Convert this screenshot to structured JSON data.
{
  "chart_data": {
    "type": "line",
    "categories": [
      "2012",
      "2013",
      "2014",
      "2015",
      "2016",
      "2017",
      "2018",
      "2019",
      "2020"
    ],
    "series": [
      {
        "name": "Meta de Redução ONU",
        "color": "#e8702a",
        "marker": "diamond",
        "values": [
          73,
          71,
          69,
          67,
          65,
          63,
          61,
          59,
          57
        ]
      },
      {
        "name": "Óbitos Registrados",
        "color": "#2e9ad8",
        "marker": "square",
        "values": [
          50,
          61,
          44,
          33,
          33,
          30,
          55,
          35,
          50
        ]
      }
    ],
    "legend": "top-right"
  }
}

■ ■ ■

*Instructions to follow*.
Print all of the entries exactly as they are written.

*Answer for this exercise*.
Convert this screenshot to structured JSON data.
{
  "chart_data": {
    "type": "line",
    "categories": [
      "2012",
      "2013",
      "2014",
      "2015",
      "2016",
      "2017",
      "2018",
      "2019",
      "2020"
    ],
    "series": [
      {
        "name": "Meta de Redução ONU",
        "color": "#e8702a",
        "marker": "diamond",
        "values": [
          73,
          71,
          69,
          67,
          65,
          63,
          61,
          59,
          57
        ]
      },
      {
        "name": "Óbitos Registrados",
        "color": "#2e9ad8",
        "marker": "square",
        "values": [
          50,
          61,
          44,
          33,
          33,
          30,
          55,
          35,
          50
        ]
      }
    ],
    "legend": "top-right"
  }
}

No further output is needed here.